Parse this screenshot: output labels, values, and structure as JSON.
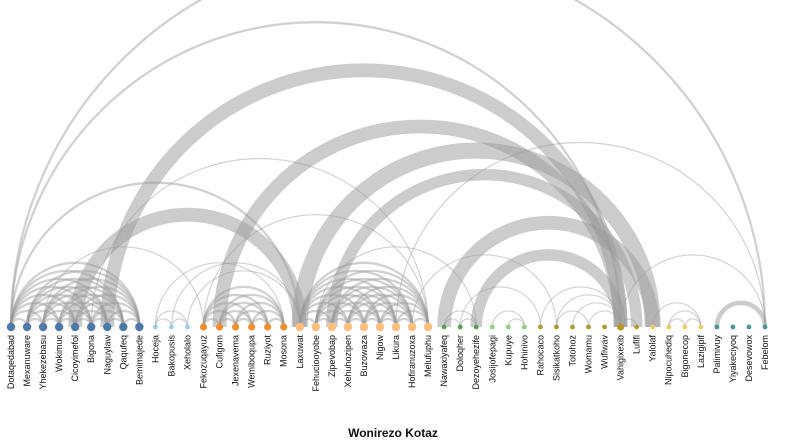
{
  "title": "Wonirezo Kotaz",
  "colors": {
    "link": "#9a9a9a",
    "nodes": {
      "g1": "#4e79a7",
      "g2": "#a0cbe8",
      "g3": "#f28e2b",
      "g4": "#ffbe7d",
      "g5": "#59a14f",
      "g6": "#8cd17d",
      "g7": "#b6992d",
      "g8": "#f1ce63",
      "g9": "#499894"
    }
  },
  "chart_data": {
    "type": "arc-diagram",
    "nodes": [
      {
        "name": "Dotaqedabad",
        "group": "g1",
        "size": 3
      },
      {
        "name": "Mexanuware",
        "group": "g1",
        "size": 3
      },
      {
        "name": "Yhekezebasu",
        "group": "g1",
        "size": 3
      },
      {
        "name": "Wokimuc",
        "group": "g1",
        "size": 3
      },
      {
        "name": "Cicoyimefol",
        "group": "g1",
        "size": 3
      },
      {
        "name": "Bigona",
        "group": "g1",
        "size": 3
      },
      {
        "name": "Naguylaw",
        "group": "g1",
        "size": 3
      },
      {
        "name": "Qaqufeq",
        "group": "g1",
        "size": 3
      },
      {
        "name": "Bemimajede",
        "group": "g1",
        "size": 3
      },
      {
        "name": "Hoceja",
        "group": "g2",
        "size": 1
      },
      {
        "name": "Bakopusis",
        "group": "g2",
        "size": 1
      },
      {
        "name": "Xeholalo",
        "group": "g2",
        "size": 1
      },
      {
        "name": "Fekozuqayuz",
        "group": "g3",
        "size": 2
      },
      {
        "name": "Cufigom",
        "group": "g3",
        "size": 2
      },
      {
        "name": "Jexenavema",
        "group": "g3",
        "size": 2
      },
      {
        "name": "Wemiboqupa",
        "group": "g3",
        "size": 2
      },
      {
        "name": "Ruziyot",
        "group": "g3",
        "size": 2
      },
      {
        "name": "Mosona",
        "group": "g3",
        "size": 2
      },
      {
        "name": "Laxuwat",
        "group": "g4",
        "size": 3
      },
      {
        "name": "Fehuciooyobe",
        "group": "g4",
        "size": 3
      },
      {
        "name": "Zipevobap",
        "group": "g4",
        "size": 3
      },
      {
        "name": "Xehuhozipen",
        "group": "g4",
        "size": 3
      },
      {
        "name": "Buzowaza",
        "group": "g4",
        "size": 3
      },
      {
        "name": "Nigow",
        "group": "g4",
        "size": 3
      },
      {
        "name": "Likura",
        "group": "g4",
        "size": 3
      },
      {
        "name": "Hofiranuzoxa",
        "group": "g4",
        "size": 3
      },
      {
        "name": "Melufuphu",
        "group": "g4",
        "size": 3
      },
      {
        "name": "Nawaxiyafeq",
        "group": "g5",
        "size": 1
      },
      {
        "name": "Doloqher",
        "group": "g5",
        "size": 1
      },
      {
        "name": "Dezoyehezife",
        "group": "g5",
        "size": 1
      },
      {
        "name": "Josijofepagi",
        "group": "g6",
        "size": 1
      },
      {
        "name": "Kupuye",
        "group": "g6",
        "size": 1
      },
      {
        "name": "Hohinivo",
        "group": "g6",
        "size": 1
      },
      {
        "name": "Rahocaco",
        "group": "g7",
        "size": 1
      },
      {
        "name": "Sisikatkoho",
        "group": "g7",
        "size": 1
      },
      {
        "name": "Totohoz",
        "group": "g7",
        "size": 1
      },
      {
        "name": "Womamu",
        "group": "g7",
        "size": 1
      },
      {
        "name": "Wufiwav",
        "group": "g7",
        "size": 1
      },
      {
        "name": "Vahigixexib",
        "group": "g7",
        "size": 2
      },
      {
        "name": "Lufifi",
        "group": "g7",
        "size": 1
      },
      {
        "name": "Yalolaf",
        "group": "g8",
        "size": 1
      },
      {
        "name": "Nipocuhediq",
        "group": "g8",
        "size": 1
      },
      {
        "name": "Bigonecop",
        "group": "g8",
        "size": 1
      },
      {
        "name": "Lazigipif",
        "group": "g8",
        "size": 1
      },
      {
        "name": "Palimivuy",
        "group": "g9",
        "size": 1
      },
      {
        "name": "Yiyakeciyoq",
        "group": "g9",
        "size": 1
      },
      {
        "name": "Desevowox",
        "group": "g9",
        "size": 1
      },
      {
        "name": "Febelom",
        "group": "g9",
        "size": 1
      }
    ],
    "links": [
      {
        "source": "Dotaqedabad",
        "target": "Mexanuware",
        "value": 2
      },
      {
        "source": "Dotaqedabad",
        "target": "Yhekezebasu",
        "value": 2
      },
      {
        "source": "Dotaqedabad",
        "target": "Wokimuc",
        "value": 2
      },
      {
        "source": "Dotaqedabad",
        "target": "Cicoyimefol",
        "value": 2
      },
      {
        "source": "Dotaqedabad",
        "target": "Bigona",
        "value": 2
      },
      {
        "source": "Dotaqedabad",
        "target": "Naguylaw",
        "value": 2
      },
      {
        "source": "Dotaqedabad",
        "target": "Qaqufeq",
        "value": 2
      },
      {
        "source": "Dotaqedabad",
        "target": "Bemimajede",
        "value": 2
      },
      {
        "source": "Mexanuware",
        "target": "Yhekezebasu",
        "value": 2
      },
      {
        "source": "Mexanuware",
        "target": "Wokimuc",
        "value": 2
      },
      {
        "source": "Mexanuware",
        "target": "Cicoyimefol",
        "value": 2
      },
      {
        "source": "Mexanuware",
        "target": "Bigona",
        "value": 2
      },
      {
        "source": "Mexanuware",
        "target": "Naguylaw",
        "value": 2
      },
      {
        "source": "Mexanuware",
        "target": "Qaqufeq",
        "value": 2
      },
      {
        "source": "Mexanuware",
        "target": "Bemimajede",
        "value": 2
      },
      {
        "source": "Yhekezebasu",
        "target": "Wokimuc",
        "value": 2
      },
      {
        "source": "Yhekezebasu",
        "target": "Cicoyimefol",
        "value": 2
      },
      {
        "source": "Yhekezebasu",
        "target": "Bigona",
        "value": 2
      },
      {
        "source": "Yhekezebasu",
        "target": "Naguylaw",
        "value": 2
      },
      {
        "source": "Yhekezebasu",
        "target": "Qaqufeq",
        "value": 2
      },
      {
        "source": "Yhekezebasu",
        "target": "Bemimajede",
        "value": 2
      },
      {
        "source": "Wokimuc",
        "target": "Cicoyimefol",
        "value": 2
      },
      {
        "source": "Wokimuc",
        "target": "Bigona",
        "value": 2
      },
      {
        "source": "Wokimuc",
        "target": "Naguylaw",
        "value": 2
      },
      {
        "source": "Wokimuc",
        "target": "Qaqufeq",
        "value": 2
      },
      {
        "source": "Wokimuc",
        "target": "Bemimajede",
        "value": 2
      },
      {
        "source": "Cicoyimefol",
        "target": "Bigona",
        "value": 2
      },
      {
        "source": "Cicoyimefol",
        "target": "Naguylaw",
        "value": 2
      },
      {
        "source": "Cicoyimefol",
        "target": "Qaqufeq",
        "value": 2
      },
      {
        "source": "Cicoyimefol",
        "target": "Bemimajede",
        "value": 2
      },
      {
        "source": "Bigona",
        "target": "Naguylaw",
        "value": 2
      },
      {
        "source": "Bigona",
        "target": "Qaqufeq",
        "value": 2
      },
      {
        "source": "Bigona",
        "target": "Bemimajede",
        "value": 2
      },
      {
        "source": "Naguylaw",
        "target": "Qaqufeq",
        "value": 2
      },
      {
        "source": "Naguylaw",
        "target": "Bemimajede",
        "value": 2
      },
      {
        "source": "Qaqufeq",
        "target": "Bemimajede",
        "value": 2
      },
      {
        "source": "Hoceja",
        "target": "Bakopusis",
        "value": 1
      },
      {
        "source": "Hoceja",
        "target": "Xeholalo",
        "value": 1
      },
      {
        "source": "Bakopusis",
        "target": "Xeholalo",
        "value": 1
      },
      {
        "source": "Fekozuqayuz",
        "target": "Cufigom",
        "value": 2
      },
      {
        "source": "Fekozuqayuz",
        "target": "Jexenavema",
        "value": 2
      },
      {
        "source": "Fekozuqayuz",
        "target": "Wemiboqupa",
        "value": 2
      },
      {
        "source": "Fekozuqayuz",
        "target": "Ruziyot",
        "value": 2
      },
      {
        "source": "Fekozuqayuz",
        "target": "Mosona",
        "value": 2
      },
      {
        "source": "Cufigom",
        "target": "Jexenavema",
        "value": 2
      },
      {
        "source": "Cufigom",
        "target": "Wemiboqupa",
        "value": 2
      },
      {
        "source": "Cufigom",
        "target": "Ruziyot",
        "value": 2
      },
      {
        "source": "Cufigom",
        "target": "Mosona",
        "value": 2
      },
      {
        "source": "Jexenavema",
        "target": "Wemiboqupa",
        "value": 2
      },
      {
        "source": "Jexenavema",
        "target": "Ruziyot",
        "value": 2
      },
      {
        "source": "Jexenavema",
        "target": "Mosona",
        "value": 2
      },
      {
        "source": "Wemiboqupa",
        "target": "Ruziyot",
        "value": 2
      },
      {
        "source": "Wemiboqupa",
        "target": "Mosona",
        "value": 2
      },
      {
        "source": "Ruziyot",
        "target": "Mosona",
        "value": 2
      },
      {
        "source": "Laxuwat",
        "target": "Fehuciooyobe",
        "value": 2
      },
      {
        "source": "Laxuwat",
        "target": "Zipevobap",
        "value": 2
      },
      {
        "source": "Laxuwat",
        "target": "Xehuhozipen",
        "value": 2
      },
      {
        "source": "Laxuwat",
        "target": "Buzowaza",
        "value": 2
      },
      {
        "source": "Laxuwat",
        "target": "Nigow",
        "value": 2
      },
      {
        "source": "Laxuwat",
        "target": "Likura",
        "value": 2
      },
      {
        "source": "Laxuwat",
        "target": "Hofiranuzoxa",
        "value": 2
      },
      {
        "source": "Laxuwat",
        "target": "Melufuphu",
        "value": 2
      },
      {
        "source": "Fehuciooyobe",
        "target": "Zipevobap",
        "value": 2
      },
      {
        "source": "Fehuciooyobe",
        "target": "Xehuhozipen",
        "value": 2
      },
      {
        "source": "Fehuciooyobe",
        "target": "Buzowaza",
        "value": 2
      },
      {
        "source": "Fehuciooyobe",
        "target": "Nigow",
        "value": 2
      },
      {
        "source": "Fehuciooyobe",
        "target": "Likura",
        "value": 2
      },
      {
        "source": "Fehuciooyobe",
        "target": "Hofiranuzoxa",
        "value": 2
      },
      {
        "source": "Fehuciooyobe",
        "target": "Melufuphu",
        "value": 2
      },
      {
        "source": "Zipevobap",
        "target": "Xehuhozipen",
        "value": 2
      },
      {
        "source": "Zipevobap",
        "target": "Buzowaza",
        "value": 2
      },
      {
        "source": "Zipevobap",
        "target": "Nigow",
        "value": 2
      },
      {
        "source": "Zipevobap",
        "target": "Likura",
        "value": 2
      },
      {
        "source": "Zipevobap",
        "target": "Hofiranuzoxa",
        "value": 2
      },
      {
        "source": "Zipevobap",
        "target": "Melufuphu",
        "value": 2
      },
      {
        "source": "Xehuhozipen",
        "target": "Buzowaza",
        "value": 2
      },
      {
        "source": "Xehuhozipen",
        "target": "Nigow",
        "value": 2
      },
      {
        "source": "Xehuhozipen",
        "target": "Likura",
        "value": 2
      },
      {
        "source": "Xehuhozipen",
        "target": "Hofiranuzoxa",
        "value": 2
      },
      {
        "source": "Xehuhozipen",
        "target": "Melufuphu",
        "value": 2
      },
      {
        "source": "Buzowaza",
        "target": "Nigow",
        "value": 2
      },
      {
        "source": "Buzowaza",
        "target": "Likura",
        "value": 2
      },
      {
        "source": "Buzowaza",
        "target": "Hofiranuzoxa",
        "value": 2
      },
      {
        "source": "Buzowaza",
        "target": "Melufuphu",
        "value": 2
      },
      {
        "source": "Nigow",
        "target": "Likura",
        "value": 2
      },
      {
        "source": "Nigow",
        "target": "Hofiranuzoxa",
        "value": 2
      },
      {
        "source": "Nigow",
        "target": "Melufuphu",
        "value": 2
      },
      {
        "source": "Likura",
        "target": "Hofiranuzoxa",
        "value": 2
      },
      {
        "source": "Likura",
        "target": "Melufuphu",
        "value": 2
      },
      {
        "source": "Hofiranuzoxa",
        "target": "Melufuphu",
        "value": 2
      },
      {
        "source": "Nawaxiyafeq",
        "target": "Doloqher",
        "value": 1
      },
      {
        "source": "Nawaxiyafeq",
        "target": "Dezoyehezife",
        "value": 1
      },
      {
        "source": "Doloqher",
        "target": "Dezoyehezife",
        "value": 1
      },
      {
        "source": "Josijofepagi",
        "target": "Hohinivo",
        "value": 1
      },
      {
        "source": "Rahocaco",
        "target": "Vahigixexib",
        "value": 1
      },
      {
        "source": "Sisikatkoho",
        "target": "Vahigixexib",
        "value": 1
      },
      {
        "source": "Totohoz",
        "target": "Vahigixexib",
        "value": 1
      },
      {
        "source": "Womamu",
        "target": "Vahigixexib",
        "value": 1
      },
      {
        "source": "Sisikatkoho",
        "target": "Womamu",
        "value": 1
      },
      {
        "source": "Vahigixexib",
        "target": "Lufifi",
        "value": 1
      },
      {
        "source": "Yalolaf",
        "target": "Lazigipif",
        "value": 1
      },
      {
        "source": "Nipocuhediq",
        "target": "Bigonecop",
        "value": 1
      },
      {
        "source": "Nipocuhediq",
        "target": "Lazigipif",
        "value": 1
      },
      {
        "source": "Bigonecop",
        "target": "Lazigipif",
        "value": 1
      },
      {
        "source": "Palimivuy",
        "target": "Febelom",
        "value": 4
      },
      {
        "source": "Dotaqedabad",
        "target": "Laxuwat",
        "value": 2
      },
      {
        "source": "Dotaqedabad",
        "target": "Febelom",
        "value": 2
      },
      {
        "source": "Dotaqedabad",
        "target": "Vahigixexib",
        "value": 2
      },
      {
        "source": "Yhekezebasu",
        "target": "Fekozuqayuz",
        "value": 1
      },
      {
        "source": "Cicoyimefol",
        "target": "Laxuwat",
        "value": 12
      },
      {
        "source": "Naguylaw",
        "target": "Vahigixexib",
        "value": 12
      },
      {
        "source": "Hoceja",
        "target": "Mosona",
        "value": 1
      },
      {
        "source": "Bakopusis",
        "target": "Laxuwat",
        "value": 1
      },
      {
        "source": "Xeholalo",
        "target": "Laxuwat",
        "value": 1
      },
      {
        "source": "Cufigom",
        "target": "Vahigixexib",
        "value": 12
      },
      {
        "source": "Fekozuqayuz",
        "target": "Melufuphu",
        "value": 1
      },
      {
        "source": "Laxuwat",
        "target": "Yalolaf",
        "value": 14
      },
      {
        "source": "Fehuciooyobe",
        "target": "Dezoyehezife",
        "value": 1
      },
      {
        "source": "Zipevobap",
        "target": "Lufifi",
        "value": 10
      },
      {
        "source": "Likura",
        "target": "Febelom",
        "value": 1
      },
      {
        "source": "Hofiranuzoxa",
        "target": "Sisikatkoho",
        "value": 1
      },
      {
        "source": "Nawaxiyafeq",
        "target": "Yalolaf",
        "value": 12
      },
      {
        "source": "Doloqher",
        "target": "Rahocaco",
        "value": 1
      },
      {
        "source": "Dezoyehezife",
        "target": "Vahigixexib",
        "value": 10
      },
      {
        "source": "Vahigixexib",
        "target": "Febelom",
        "value": 1
      },
      {
        "source": "Kupuye",
        "target": "Hohinivo",
        "value": 1
      },
      {
        "source": "Bigona",
        "target": "Melufuphu",
        "value": 1
      }
    ]
  }
}
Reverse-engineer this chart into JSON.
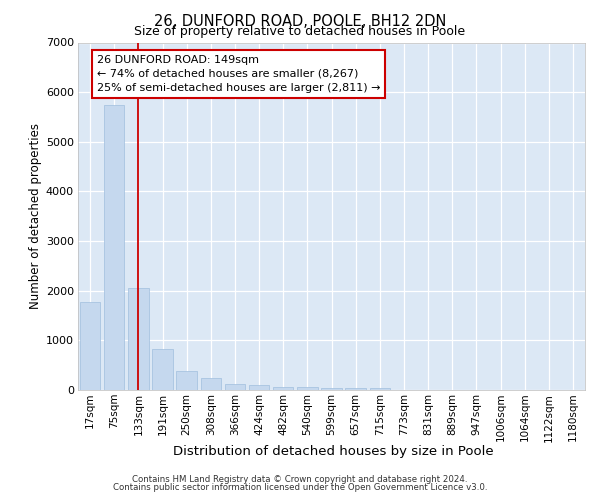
{
  "title_line1": "26, DUNFORD ROAD, POOLE, BH12 2DN",
  "title_line2": "Size of property relative to detached houses in Poole",
  "xlabel": "Distribution of detached houses by size in Poole",
  "ylabel": "Number of detached properties",
  "categories": [
    "17sqm",
    "75sqm",
    "133sqm",
    "191sqm",
    "250sqm",
    "308sqm",
    "366sqm",
    "424sqm",
    "482sqm",
    "540sqm",
    "599sqm",
    "657sqm",
    "715sqm",
    "773sqm",
    "831sqm",
    "889sqm",
    "947sqm",
    "1006sqm",
    "1064sqm",
    "1122sqm",
    "1180sqm"
  ],
  "values": [
    1780,
    5750,
    2060,
    830,
    380,
    240,
    120,
    110,
    70,
    70,
    50,
    50,
    50,
    0,
    0,
    0,
    0,
    0,
    0,
    0,
    0
  ],
  "bar_color": "#c5d8ee",
  "bar_edge_color": "#a0bedd",
  "vline_x": 2.0,
  "vline_color": "#cc0000",
  "annotation_text": "26 DUNFORD ROAD: 149sqm\n← 74% of detached houses are smaller (8,267)\n25% of semi-detached houses are larger (2,811) →",
  "ylim_max": 7000,
  "yticks": [
    0,
    1000,
    2000,
    3000,
    4000,
    5000,
    6000,
    7000
  ],
  "plot_bg_color": "#dce8f5",
  "grid_color": "#ffffff",
  "footer_line1": "Contains HM Land Registry data © Crown copyright and database right 2024.",
  "footer_line2": "Contains public sector information licensed under the Open Government Licence v3.0."
}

WRITTEN EXERCISE: From the line containing "Reverse-engineer this chart into JSON." through the end of the entries, quote each line exactly and nothing else, excluding all pictures.

REPLY TO THE EXERCISE:
Reverse-engineer this chart into JSON.
{
  "title_line1": "26, DUNFORD ROAD, POOLE, BH12 2DN",
  "title_line2": "Size of property relative to detached houses in Poole",
  "xlabel": "Distribution of detached houses by size in Poole",
  "ylabel": "Number of detached properties",
  "categories": [
    "17sqm",
    "75sqm",
    "133sqm",
    "191sqm",
    "250sqm",
    "308sqm",
    "366sqm",
    "424sqm",
    "482sqm",
    "540sqm",
    "599sqm",
    "657sqm",
    "715sqm",
    "773sqm",
    "831sqm",
    "889sqm",
    "947sqm",
    "1006sqm",
    "1064sqm",
    "1122sqm",
    "1180sqm"
  ],
  "values": [
    1780,
    5750,
    2060,
    830,
    380,
    240,
    120,
    110,
    70,
    70,
    50,
    50,
    50,
    0,
    0,
    0,
    0,
    0,
    0,
    0,
    0
  ],
  "bar_color": "#c5d8ee",
  "bar_edge_color": "#a0bedd",
  "vline_x": 2.0,
  "vline_color": "#cc0000",
  "annotation_text": "26 DUNFORD ROAD: 149sqm\n← 74% of detached houses are smaller (8,267)\n25% of semi-detached houses are larger (2,811) →",
  "ylim_max": 7000,
  "yticks": [
    0,
    1000,
    2000,
    3000,
    4000,
    5000,
    6000,
    7000
  ],
  "plot_bg_color": "#dce8f5",
  "grid_color": "#ffffff",
  "footer_line1": "Contains HM Land Registry data © Crown copyright and database right 2024.",
  "footer_line2": "Contains public sector information licensed under the Open Government Licence v3.0."
}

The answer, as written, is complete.